- [REQUIRED TASK]
Can you reproduce word for word the lines of the material below, beginning with the line containing "- legend-swatch-nicaraguans-icon: [579, 72, 600, 94]" and continuing through the line containing "- trendlines: [43, 435, 1334, 844]", with both of those lines included?

[Entries drawn from a collection]
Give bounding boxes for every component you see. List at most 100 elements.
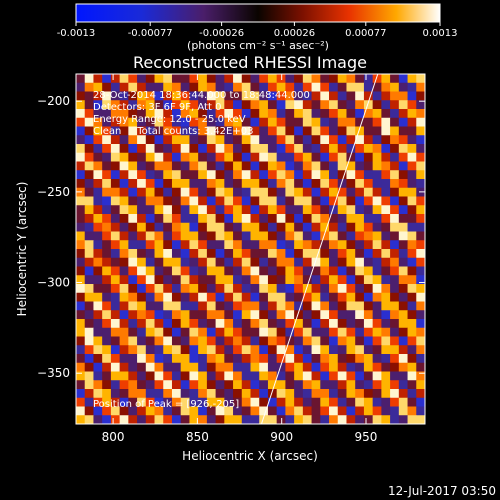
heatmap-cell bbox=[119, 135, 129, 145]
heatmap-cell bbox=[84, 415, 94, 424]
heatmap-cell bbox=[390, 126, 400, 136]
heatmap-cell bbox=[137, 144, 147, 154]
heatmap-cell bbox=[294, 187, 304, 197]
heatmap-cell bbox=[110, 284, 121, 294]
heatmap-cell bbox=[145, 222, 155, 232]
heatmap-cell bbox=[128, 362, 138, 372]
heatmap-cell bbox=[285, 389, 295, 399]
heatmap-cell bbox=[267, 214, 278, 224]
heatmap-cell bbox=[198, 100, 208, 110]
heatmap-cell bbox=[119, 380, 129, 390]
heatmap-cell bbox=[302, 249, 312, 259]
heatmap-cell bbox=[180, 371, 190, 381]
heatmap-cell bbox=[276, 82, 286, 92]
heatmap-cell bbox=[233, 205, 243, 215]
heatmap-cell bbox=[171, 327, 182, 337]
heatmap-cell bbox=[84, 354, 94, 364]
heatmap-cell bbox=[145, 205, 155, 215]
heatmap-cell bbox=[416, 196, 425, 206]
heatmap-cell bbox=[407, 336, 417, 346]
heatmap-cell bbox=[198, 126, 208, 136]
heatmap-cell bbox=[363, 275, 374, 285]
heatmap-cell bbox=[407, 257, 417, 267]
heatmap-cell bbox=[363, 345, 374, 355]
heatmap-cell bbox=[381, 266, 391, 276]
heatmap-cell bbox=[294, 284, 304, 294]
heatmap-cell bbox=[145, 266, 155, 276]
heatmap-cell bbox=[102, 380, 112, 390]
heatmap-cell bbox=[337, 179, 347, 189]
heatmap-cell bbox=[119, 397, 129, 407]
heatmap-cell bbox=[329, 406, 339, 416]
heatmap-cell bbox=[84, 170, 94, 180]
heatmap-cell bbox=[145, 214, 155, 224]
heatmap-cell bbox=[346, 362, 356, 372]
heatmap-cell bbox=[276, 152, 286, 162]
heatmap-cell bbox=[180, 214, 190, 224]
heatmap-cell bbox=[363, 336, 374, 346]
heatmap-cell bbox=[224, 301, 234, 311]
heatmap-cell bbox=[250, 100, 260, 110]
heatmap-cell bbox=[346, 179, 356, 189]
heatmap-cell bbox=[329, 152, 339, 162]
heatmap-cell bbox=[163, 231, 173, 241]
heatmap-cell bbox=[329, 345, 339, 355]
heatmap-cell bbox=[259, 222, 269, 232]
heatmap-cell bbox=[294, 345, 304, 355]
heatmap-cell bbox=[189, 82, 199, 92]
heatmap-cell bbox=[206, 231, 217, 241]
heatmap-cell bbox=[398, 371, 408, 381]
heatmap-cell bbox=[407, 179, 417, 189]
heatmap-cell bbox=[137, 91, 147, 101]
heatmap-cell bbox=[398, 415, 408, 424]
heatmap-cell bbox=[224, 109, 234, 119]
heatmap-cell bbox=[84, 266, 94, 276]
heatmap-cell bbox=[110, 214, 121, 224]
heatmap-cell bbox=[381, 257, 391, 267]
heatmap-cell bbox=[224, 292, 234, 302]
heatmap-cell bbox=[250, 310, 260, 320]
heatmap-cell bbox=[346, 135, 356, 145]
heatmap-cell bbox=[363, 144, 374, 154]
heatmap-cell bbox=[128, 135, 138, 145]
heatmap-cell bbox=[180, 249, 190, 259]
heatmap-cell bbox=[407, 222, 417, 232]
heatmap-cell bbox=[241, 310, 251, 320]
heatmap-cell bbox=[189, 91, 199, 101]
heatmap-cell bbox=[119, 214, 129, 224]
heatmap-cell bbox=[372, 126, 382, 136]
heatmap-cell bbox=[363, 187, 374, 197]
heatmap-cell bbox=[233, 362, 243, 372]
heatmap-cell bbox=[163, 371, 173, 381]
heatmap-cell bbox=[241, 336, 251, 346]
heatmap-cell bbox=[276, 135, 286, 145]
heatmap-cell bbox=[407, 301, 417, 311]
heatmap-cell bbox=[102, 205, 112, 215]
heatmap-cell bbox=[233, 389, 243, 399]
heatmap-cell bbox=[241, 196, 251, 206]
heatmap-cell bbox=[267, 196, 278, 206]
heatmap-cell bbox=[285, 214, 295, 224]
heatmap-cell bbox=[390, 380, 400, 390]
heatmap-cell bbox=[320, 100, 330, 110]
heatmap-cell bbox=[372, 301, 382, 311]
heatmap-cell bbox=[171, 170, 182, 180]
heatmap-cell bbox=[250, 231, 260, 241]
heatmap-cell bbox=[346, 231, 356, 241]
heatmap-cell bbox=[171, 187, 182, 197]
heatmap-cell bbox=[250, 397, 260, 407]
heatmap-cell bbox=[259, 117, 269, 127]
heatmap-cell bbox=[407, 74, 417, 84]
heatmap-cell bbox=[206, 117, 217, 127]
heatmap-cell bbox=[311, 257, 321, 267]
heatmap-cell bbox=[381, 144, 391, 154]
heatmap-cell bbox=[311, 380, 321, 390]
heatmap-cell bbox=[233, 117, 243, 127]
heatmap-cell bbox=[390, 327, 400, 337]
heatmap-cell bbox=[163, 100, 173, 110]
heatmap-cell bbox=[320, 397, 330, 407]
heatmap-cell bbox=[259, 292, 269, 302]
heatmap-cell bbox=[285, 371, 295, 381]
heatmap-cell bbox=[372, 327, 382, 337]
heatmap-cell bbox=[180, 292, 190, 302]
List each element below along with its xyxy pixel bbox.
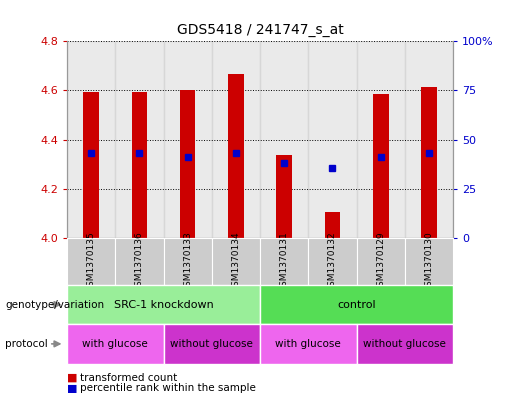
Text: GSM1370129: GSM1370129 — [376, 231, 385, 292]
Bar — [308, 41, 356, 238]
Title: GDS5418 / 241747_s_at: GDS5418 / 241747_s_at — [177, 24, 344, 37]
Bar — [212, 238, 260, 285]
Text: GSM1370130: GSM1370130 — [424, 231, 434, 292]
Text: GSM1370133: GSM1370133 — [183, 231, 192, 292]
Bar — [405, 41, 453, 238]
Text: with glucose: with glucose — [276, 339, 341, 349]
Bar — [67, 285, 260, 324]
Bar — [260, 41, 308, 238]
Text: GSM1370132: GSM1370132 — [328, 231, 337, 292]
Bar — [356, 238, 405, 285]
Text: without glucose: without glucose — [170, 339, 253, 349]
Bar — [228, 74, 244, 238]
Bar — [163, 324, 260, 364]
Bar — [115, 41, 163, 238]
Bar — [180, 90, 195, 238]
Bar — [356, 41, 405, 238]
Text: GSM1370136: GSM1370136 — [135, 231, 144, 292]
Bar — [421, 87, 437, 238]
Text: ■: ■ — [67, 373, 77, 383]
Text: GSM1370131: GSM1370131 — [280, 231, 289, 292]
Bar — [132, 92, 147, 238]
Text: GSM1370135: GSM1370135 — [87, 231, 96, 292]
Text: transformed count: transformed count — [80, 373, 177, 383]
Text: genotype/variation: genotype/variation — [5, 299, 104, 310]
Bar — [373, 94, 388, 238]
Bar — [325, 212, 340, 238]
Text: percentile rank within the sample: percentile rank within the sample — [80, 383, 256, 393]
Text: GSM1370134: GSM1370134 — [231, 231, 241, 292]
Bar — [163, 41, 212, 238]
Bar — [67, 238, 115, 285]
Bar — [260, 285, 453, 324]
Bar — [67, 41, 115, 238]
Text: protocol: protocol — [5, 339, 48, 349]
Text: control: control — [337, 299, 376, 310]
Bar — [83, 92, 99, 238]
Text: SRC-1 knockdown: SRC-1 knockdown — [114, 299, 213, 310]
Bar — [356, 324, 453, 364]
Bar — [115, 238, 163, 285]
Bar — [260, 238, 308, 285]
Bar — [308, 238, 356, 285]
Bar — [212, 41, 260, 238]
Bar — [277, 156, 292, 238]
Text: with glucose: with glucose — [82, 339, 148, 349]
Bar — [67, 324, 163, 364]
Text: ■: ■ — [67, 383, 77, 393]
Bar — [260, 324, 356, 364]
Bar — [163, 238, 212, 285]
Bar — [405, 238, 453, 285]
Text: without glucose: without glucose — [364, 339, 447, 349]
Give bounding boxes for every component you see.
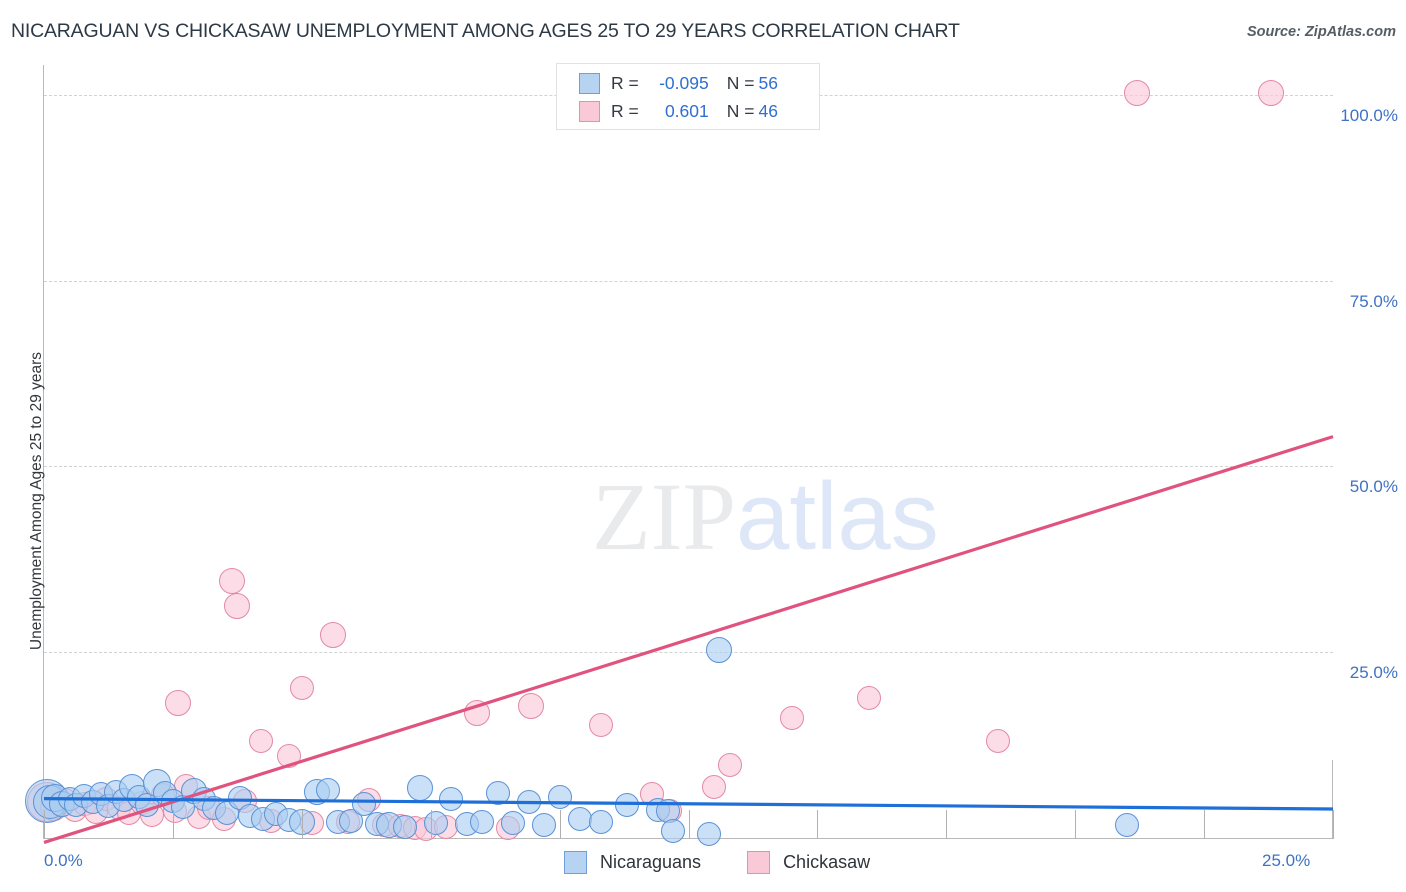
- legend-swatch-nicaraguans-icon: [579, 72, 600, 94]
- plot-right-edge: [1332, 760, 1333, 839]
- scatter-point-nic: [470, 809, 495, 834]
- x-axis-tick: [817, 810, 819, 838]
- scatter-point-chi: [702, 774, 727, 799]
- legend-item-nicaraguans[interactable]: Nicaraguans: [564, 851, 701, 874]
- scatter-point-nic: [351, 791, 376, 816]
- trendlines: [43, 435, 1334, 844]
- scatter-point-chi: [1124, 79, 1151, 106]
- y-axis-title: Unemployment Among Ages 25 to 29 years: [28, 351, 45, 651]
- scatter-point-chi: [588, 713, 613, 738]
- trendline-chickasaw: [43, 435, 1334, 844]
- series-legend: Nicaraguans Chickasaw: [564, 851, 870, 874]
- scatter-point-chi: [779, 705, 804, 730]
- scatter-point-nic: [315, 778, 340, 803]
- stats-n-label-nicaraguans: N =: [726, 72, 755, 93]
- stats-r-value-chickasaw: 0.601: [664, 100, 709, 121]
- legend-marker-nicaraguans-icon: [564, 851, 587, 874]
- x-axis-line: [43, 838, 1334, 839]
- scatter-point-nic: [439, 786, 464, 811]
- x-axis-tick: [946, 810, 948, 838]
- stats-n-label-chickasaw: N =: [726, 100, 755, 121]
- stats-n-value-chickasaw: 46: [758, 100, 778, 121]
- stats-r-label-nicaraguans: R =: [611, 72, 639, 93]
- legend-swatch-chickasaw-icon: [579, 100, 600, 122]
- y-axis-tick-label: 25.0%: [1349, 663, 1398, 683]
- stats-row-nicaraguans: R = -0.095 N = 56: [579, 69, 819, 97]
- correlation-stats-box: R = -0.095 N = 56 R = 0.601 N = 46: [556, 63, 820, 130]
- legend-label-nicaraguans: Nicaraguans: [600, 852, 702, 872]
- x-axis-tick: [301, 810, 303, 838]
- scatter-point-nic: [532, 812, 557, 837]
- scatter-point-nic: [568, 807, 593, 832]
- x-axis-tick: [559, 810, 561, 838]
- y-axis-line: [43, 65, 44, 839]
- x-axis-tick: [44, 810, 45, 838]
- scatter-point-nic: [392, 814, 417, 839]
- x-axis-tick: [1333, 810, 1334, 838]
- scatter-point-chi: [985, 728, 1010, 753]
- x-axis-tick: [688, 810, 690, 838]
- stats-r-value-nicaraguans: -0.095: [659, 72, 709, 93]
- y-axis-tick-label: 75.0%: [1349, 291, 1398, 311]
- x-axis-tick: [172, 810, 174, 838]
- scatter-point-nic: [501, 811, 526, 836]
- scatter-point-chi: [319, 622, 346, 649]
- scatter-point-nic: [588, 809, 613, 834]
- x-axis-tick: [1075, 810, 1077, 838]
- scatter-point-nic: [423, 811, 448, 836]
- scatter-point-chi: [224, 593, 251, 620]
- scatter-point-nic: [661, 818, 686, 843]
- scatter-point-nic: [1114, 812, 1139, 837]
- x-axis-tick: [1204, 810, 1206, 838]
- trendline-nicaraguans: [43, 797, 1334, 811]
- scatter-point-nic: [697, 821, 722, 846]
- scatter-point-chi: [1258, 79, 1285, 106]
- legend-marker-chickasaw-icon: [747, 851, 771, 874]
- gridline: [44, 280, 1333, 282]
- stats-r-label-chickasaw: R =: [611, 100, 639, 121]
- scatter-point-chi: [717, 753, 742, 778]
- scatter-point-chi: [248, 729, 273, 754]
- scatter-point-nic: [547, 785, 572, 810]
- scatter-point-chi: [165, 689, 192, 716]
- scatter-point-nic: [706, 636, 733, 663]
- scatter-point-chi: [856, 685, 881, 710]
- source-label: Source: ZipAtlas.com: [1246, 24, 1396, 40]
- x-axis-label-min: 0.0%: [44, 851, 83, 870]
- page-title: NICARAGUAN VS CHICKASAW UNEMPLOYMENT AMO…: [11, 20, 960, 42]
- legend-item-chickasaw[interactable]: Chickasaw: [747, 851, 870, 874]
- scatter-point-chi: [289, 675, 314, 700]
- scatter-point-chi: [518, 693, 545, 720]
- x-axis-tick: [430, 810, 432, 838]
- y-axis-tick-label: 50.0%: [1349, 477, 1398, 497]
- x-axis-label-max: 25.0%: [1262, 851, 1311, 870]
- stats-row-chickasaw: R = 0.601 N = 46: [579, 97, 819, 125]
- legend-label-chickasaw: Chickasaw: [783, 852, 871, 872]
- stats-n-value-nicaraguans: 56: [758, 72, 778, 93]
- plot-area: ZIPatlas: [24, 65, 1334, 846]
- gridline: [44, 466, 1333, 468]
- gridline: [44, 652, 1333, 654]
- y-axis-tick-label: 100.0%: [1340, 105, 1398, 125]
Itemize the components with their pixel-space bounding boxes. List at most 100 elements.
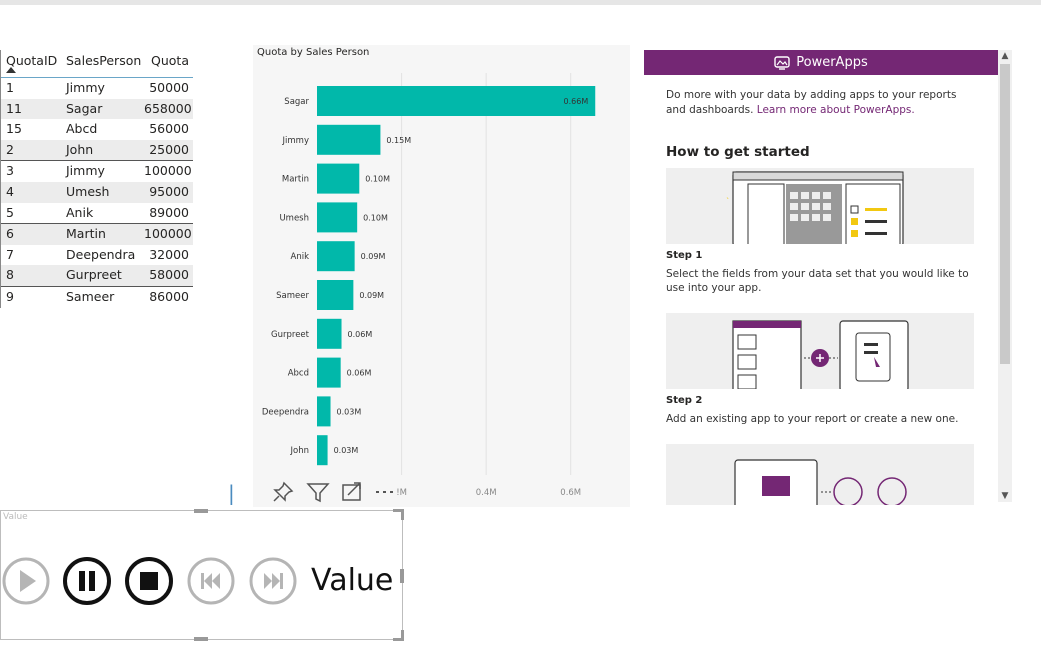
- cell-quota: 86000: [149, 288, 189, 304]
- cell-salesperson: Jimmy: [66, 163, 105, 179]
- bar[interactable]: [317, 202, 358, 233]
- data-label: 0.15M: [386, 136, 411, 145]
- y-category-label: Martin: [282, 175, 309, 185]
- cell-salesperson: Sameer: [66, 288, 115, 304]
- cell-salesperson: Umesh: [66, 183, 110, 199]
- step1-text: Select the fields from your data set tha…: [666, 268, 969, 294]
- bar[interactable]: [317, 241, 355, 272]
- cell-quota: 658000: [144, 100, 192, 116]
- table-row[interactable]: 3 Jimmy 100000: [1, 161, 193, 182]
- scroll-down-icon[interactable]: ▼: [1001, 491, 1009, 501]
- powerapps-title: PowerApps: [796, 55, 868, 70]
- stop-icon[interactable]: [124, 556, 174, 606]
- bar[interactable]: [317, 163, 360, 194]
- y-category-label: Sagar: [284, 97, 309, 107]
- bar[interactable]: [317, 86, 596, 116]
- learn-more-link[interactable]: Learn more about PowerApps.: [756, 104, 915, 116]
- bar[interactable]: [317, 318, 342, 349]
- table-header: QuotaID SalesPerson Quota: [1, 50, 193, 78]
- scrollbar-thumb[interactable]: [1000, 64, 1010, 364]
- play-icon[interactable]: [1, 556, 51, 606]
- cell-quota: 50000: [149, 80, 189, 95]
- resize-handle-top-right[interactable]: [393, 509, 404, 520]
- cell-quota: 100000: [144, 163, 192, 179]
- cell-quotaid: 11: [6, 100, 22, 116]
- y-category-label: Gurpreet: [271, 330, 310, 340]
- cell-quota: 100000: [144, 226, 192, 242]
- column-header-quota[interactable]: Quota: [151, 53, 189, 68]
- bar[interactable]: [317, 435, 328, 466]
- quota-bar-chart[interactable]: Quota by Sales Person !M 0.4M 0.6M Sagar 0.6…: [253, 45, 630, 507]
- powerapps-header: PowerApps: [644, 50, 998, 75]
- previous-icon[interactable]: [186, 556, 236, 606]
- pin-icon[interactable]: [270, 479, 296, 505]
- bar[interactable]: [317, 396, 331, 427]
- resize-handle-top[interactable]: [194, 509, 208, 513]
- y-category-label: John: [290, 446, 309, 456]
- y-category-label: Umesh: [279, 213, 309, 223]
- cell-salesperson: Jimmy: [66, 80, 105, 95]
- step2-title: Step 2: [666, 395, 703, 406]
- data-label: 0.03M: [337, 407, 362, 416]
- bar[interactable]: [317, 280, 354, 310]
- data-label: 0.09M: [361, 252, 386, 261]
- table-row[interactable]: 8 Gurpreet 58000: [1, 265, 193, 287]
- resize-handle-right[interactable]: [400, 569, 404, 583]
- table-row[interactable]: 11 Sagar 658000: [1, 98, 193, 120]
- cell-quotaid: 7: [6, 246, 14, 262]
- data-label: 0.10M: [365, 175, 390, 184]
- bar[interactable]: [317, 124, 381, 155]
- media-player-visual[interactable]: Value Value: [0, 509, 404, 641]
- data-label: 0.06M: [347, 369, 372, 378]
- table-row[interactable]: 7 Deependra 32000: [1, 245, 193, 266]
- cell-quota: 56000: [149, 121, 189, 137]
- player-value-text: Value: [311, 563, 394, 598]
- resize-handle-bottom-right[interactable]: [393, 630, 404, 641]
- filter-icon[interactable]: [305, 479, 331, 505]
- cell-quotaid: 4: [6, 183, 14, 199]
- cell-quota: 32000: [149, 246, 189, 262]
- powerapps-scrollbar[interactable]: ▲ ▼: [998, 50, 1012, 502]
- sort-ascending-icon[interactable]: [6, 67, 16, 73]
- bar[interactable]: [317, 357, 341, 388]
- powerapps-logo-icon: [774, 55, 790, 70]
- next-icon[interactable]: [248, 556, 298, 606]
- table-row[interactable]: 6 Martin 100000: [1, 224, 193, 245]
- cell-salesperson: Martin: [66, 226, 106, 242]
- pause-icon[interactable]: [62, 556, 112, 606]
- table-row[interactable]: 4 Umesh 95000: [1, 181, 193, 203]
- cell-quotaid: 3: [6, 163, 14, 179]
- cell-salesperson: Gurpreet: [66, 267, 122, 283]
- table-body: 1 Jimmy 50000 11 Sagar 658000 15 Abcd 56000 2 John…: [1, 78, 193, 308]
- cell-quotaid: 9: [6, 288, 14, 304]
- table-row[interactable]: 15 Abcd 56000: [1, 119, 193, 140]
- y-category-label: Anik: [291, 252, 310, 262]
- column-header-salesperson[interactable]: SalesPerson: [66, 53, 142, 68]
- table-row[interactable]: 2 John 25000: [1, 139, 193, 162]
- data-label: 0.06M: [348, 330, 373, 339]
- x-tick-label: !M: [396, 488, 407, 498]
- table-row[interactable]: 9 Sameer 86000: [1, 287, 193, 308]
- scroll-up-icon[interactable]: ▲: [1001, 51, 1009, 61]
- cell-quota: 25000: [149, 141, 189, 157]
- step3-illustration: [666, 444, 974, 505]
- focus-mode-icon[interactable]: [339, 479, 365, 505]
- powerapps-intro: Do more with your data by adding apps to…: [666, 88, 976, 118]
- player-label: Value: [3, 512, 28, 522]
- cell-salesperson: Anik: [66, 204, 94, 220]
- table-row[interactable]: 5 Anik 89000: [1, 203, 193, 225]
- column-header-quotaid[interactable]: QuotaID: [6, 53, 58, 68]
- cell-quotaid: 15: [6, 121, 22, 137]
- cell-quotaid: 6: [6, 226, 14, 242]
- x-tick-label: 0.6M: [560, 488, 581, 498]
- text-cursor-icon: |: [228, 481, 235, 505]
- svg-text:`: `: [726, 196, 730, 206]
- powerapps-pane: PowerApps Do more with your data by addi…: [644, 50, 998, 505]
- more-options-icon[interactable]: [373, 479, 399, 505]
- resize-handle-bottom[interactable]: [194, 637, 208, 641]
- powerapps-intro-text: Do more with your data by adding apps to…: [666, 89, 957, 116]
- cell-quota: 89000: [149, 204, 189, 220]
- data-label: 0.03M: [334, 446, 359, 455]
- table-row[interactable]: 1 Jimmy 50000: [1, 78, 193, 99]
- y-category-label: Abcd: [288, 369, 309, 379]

- [TASK OUTPUT]
- legend-swatch-nicaraguans-icon: [579, 72, 600, 94]
- plot-right-edge: [1332, 760, 1333, 839]
- scatter-point-nic: [470, 809, 495, 834]
- x-axis-tick: [817, 810, 819, 838]
- scatter-point-chi: [702, 774, 727, 799]
- legend-item-nicaraguans[interactable]: Nicaraguans: [564, 851, 701, 874]
- scatter-point-nic: [351, 791, 376, 816]
- trendlines: [43, 435, 1334, 844]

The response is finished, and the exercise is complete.